BRIEF.
Your task is to repeat the entries word for word while leaving out the pictures.
|---|
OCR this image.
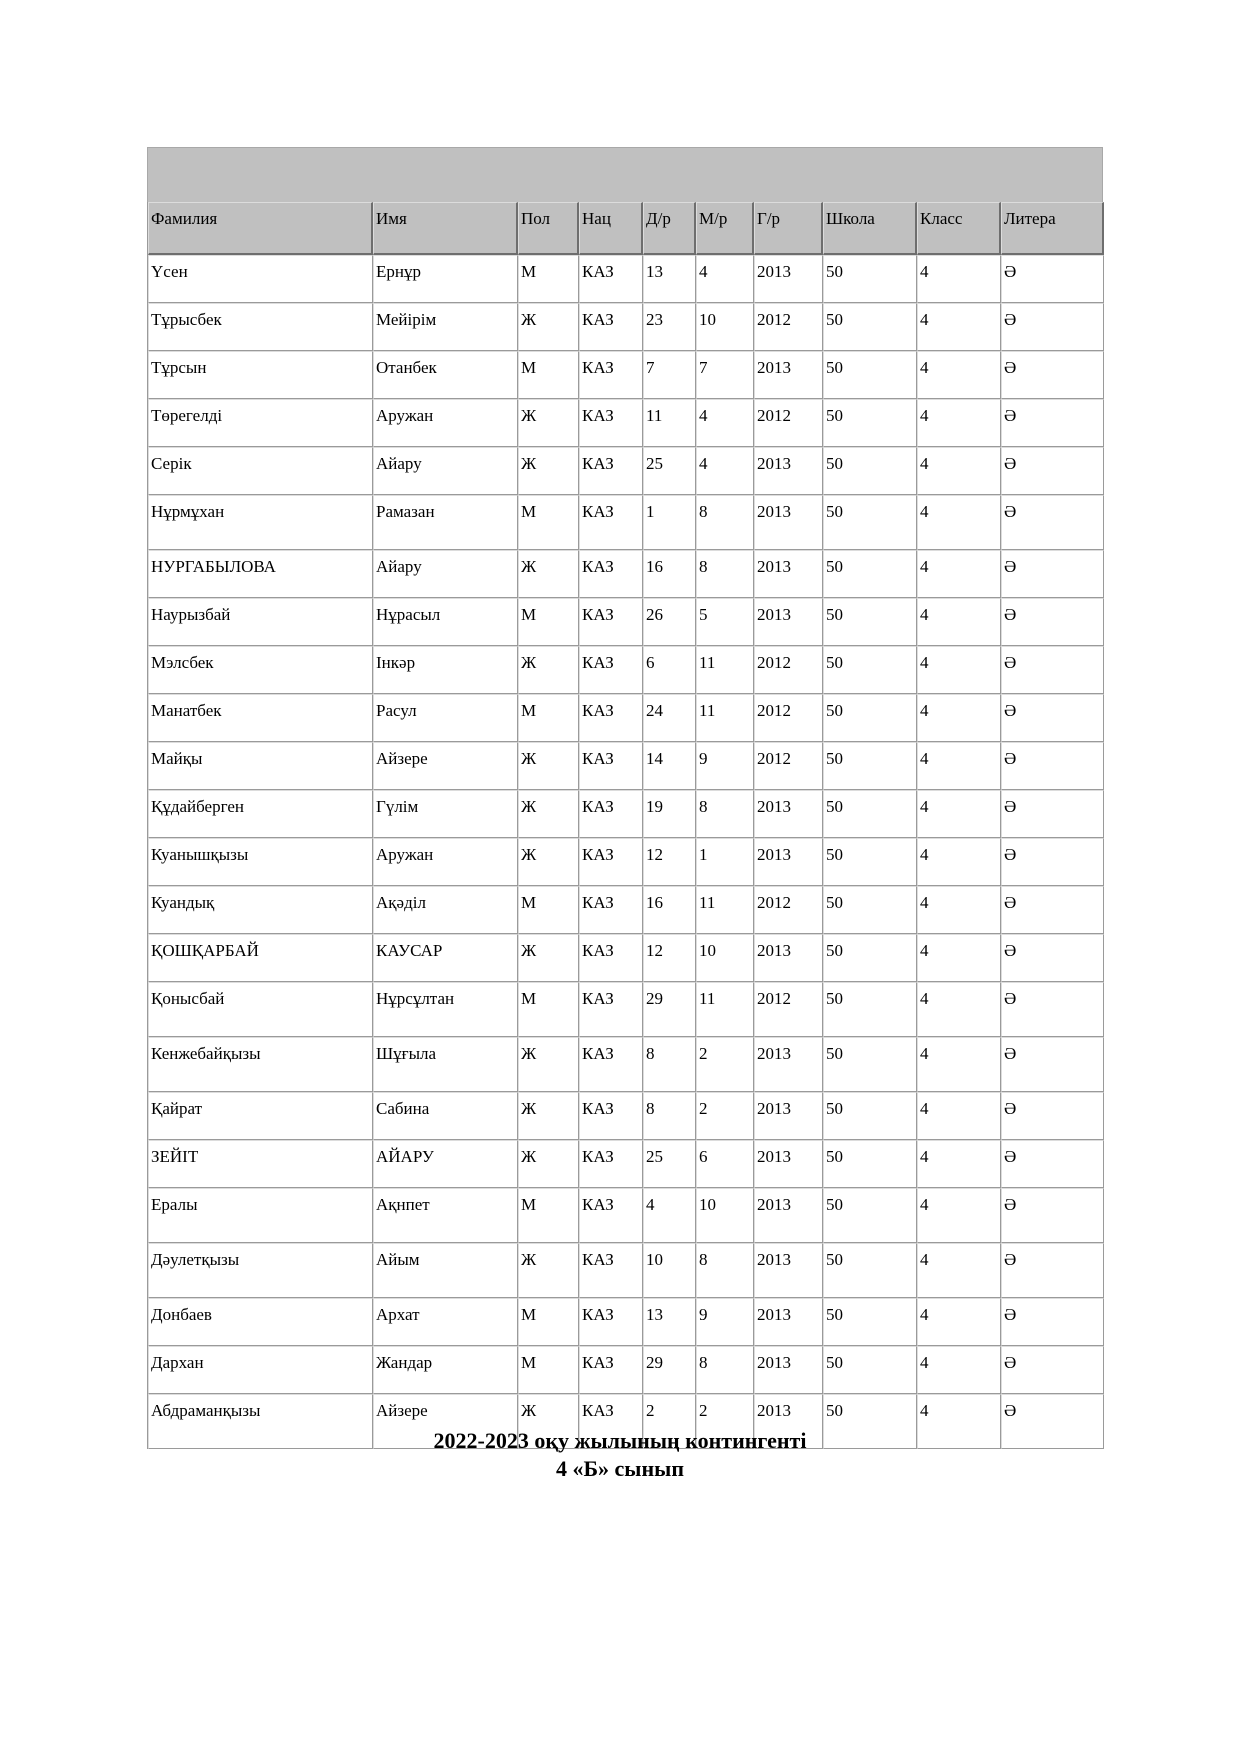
Фамилия	Имя	Пол	Нац	Д/р	М/р	Г/р	Школа	Класс	Литера
Үсен	Ернұр	М	КАЗ	13	4	2013	50	4	Ә
Тұрысбек	Мейірім	Ж	КАЗ	23	10	2012	50	4	Ә
Тұрсын	Отанбек	М	КАЗ	7	7	2013	50	4	Ә
Төрегелді	Аружан	Ж	КАЗ	11	4	2012	50	4	Ә
Серік	Айару	Ж	КАЗ	25	4	2013	50	4	Ә
Нұрмұхан	Рамазан	М	КАЗ	1	8	2013	50	4	Ә
НУРГАБЫЛОВА	Айару	Ж	КАЗ	16	8	2013	50	4	Ә
Наурызбай	Нұрасыл	М	КАЗ	26	5	2013	50	4	Ә
Мэлсбек	Інкәр	Ж	КАЗ	6	11	2012	50	4	Ә
Манатбек	Расул	М	КАЗ	24	11	2012	50	4	Ә
Майқы	Айзере	Ж	КАЗ	14	9	2012	50	4	Ә
Құдайберген	Гүлім	Ж	КАЗ	19	8	2013	50	4	Ә
Куанышқызы	Аружан	Ж	КАЗ	12	1	2013	50	4	Ә
Куандық	Ақәділ	М	КАЗ	16	11	2012	50	4	Ә
ҚОШҚАРБАЙ	КАУСАР	Ж	КАЗ	12	10	2013	50	4	Ә
Қонысбай	Нұрсұлтан	М	КАЗ	29	11	2012	50	4	Ә
Кенжебайқызы	Шұғыла	Ж	КАЗ	8	2	2013	50	4	Ә
Қайрат	Сабина	Ж	КАЗ	8	2	2013	50	4	Ә
ЗЕЙІТ	АЙАРУ	Ж	КАЗ	25	6	2013	50	4	Ә
Ералы	Ақнпет	М	КАЗ	4	10	2013	50	4	Ә
Дәулетқызы	Айым	Ж	КАЗ	10	8	2013	50	4	Ә
Донбаев	Архат	М	КАЗ	13	9	2013	50	4	Ә
Дархан	Жандар	М	КАЗ	29	8	2013	50	4	Ә
Абдраманқызы	Айзере	Ж	КАЗ	2	2	2013	50	4	Ә
2022-2023 оқу жылының контингенті
4 «Б» сынып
|---|
EXPECTED ANSWER.
OCR this image.
Фамилия	Имя	Пол	Нац	Д/р	М/р	Г/р	Школа	Класс	Литера
Үсен	Ернұр	М	КАЗ	13	4	2013	50	4	Ә
Тұрысбек	Мейірім	Ж	КАЗ	23	10	2012	50	4	Ә
Тұрсын	Отанбек	М	КАЗ	7	7	2013	50	4	Ә
Төрегелді	Аружан	Ж	КАЗ	11	4	2012	50	4	Ә
Серік	Айару	Ж	КАЗ	25	4	2013	50	4	Ә
Нұрмұхан	Рамазан	М	КАЗ	1	8	2013	50	4	Ә
НУРГАБЫЛОВА	Айару	Ж	КАЗ	16	8	2013	50	4	Ә
Наурызбай	Нұрасыл	М	КАЗ	26	5	2013	50	4	Ә
Мэлсбек	Інкәр	Ж	КАЗ	6	11	2012	50	4	Ә
Манатбек	Расул	М	КАЗ	24	11	2012	50	4	Ә
Майқы	Айзере	Ж	КАЗ	14	9	2012	50	4	Ә
Құдайберген	Гүлім	Ж	КАЗ	19	8	2013	50	4	Ә
Куанышқызы	Аружан	Ж	КАЗ	12	1	2013	50	4	Ә
Куандық	Ақәділ	М	КАЗ	16	11	2012	50	4	Ә
ҚОШҚАРБАЙ	КАУСАР	Ж	КАЗ	12	10	2013	50	4	Ә
Қонысбай	Нұрсұлтан	М	КАЗ	29	11	2012	50	4	Ә
Кенжебайқызы	Шұғыла	Ж	КАЗ	8	2	2013	50	4	Ә
Қайрат	Сабина	Ж	КАЗ	8	2	2013	50	4	Ә
ЗЕЙІТ	АЙАРУ	Ж	КАЗ	25	6	2013	50	4	Ә
Ералы	Ақнпет	М	КАЗ	4	10	2013	50	4	Ә
Дәулетқызы	Айым	Ж	КАЗ	10	8	2013	50	4	Ә
Донбаев	Архат	М	КАЗ	13	9	2013	50	4	Ә
Дархан	Жандар	М	КАЗ	29	8	2013	50	4	Ә
Абдраманқызы	Айзере	Ж	КАЗ	2	2	2013	50	4	Ә
2022-2023 оқу жылының контингенті
4 «Б» сынып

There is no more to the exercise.